## EXERCISE BRIEF:
Write the material out again exactly.

## MATERIAL TO PROCESS:
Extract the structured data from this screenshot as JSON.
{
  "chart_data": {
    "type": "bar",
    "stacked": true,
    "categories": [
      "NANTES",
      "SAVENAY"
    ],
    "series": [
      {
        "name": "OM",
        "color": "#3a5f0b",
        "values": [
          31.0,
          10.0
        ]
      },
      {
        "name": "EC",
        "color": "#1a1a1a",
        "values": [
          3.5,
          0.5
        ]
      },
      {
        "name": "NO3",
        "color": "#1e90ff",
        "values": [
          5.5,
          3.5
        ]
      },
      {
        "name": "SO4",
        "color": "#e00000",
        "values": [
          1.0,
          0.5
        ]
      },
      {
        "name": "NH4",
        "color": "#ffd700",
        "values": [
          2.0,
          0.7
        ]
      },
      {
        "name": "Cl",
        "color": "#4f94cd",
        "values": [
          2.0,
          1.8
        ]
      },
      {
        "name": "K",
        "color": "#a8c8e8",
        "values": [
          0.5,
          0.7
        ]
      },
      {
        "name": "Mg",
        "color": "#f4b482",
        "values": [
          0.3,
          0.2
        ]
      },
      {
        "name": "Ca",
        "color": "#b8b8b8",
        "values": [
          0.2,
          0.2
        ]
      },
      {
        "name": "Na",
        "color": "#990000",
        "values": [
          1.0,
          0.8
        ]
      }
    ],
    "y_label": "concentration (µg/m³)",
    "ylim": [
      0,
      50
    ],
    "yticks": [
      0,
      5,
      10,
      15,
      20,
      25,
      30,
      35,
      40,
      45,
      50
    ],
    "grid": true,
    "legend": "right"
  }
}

## SOLUTION FOR THIS TASK:
Extract the structured data from this screenshot as JSON.
{
  "chart_data": {
    "type": "bar",
    "stacked": true,
    "categories": [
      "NANTES",
      "SAVENAY"
    ],
    "series": [
      {
        "name": "OM",
        "color": "#3a5f0b",
        "values": [
          31.0,
          10.0
        ]
      },
      {
        "name": "EC",
        "color": "#1a1a1a",
        "values": [
          3.5,
          0.5
        ]
      },
      {
        "name": "NO3",
        "color": "#1e90ff",
        "values": [
          5.5,
          3.5
        ]
      },
      {
        "name": "SO4",
        "color": "#e00000",
        "values": [
          1.0,
          0.5
        ]
      },
      {
        "name": "NH4",
        "color": "#ffd700",
        "values": [
          2.0,
          0.7
        ]
      },
      {
        "name": "Cl",
        "color": "#4f94cd",
        "values": [
          2.0,
          1.8
        ]
      },
      {
        "name": "K",
        "color": "#a8c8e8",
        "values": [
          0.5,
          0.7
        ]
      },
      {
        "name": "Mg",
        "color": "#f4b482",
        "values": [
          0.3,
          0.2
        ]
      },
      {
        "name": "Ca",
        "color": "#b8b8b8",
        "values": [
          0.2,
          0.2
        ]
      },
      {
        "name": "Na",
        "color": "#990000",
        "values": [
          1.0,
          0.8
        ]
      }
    ],
    "y_label": "concentration (µg/m³)",
    "ylim": [
      0,
      50
    ],
    "yticks": [
      0,
      5,
      10,
      15,
      20,
      25,
      30,
      35,
      40,
      45,
      50
    ],
    "grid": true,
    "legend": "right"
  }
}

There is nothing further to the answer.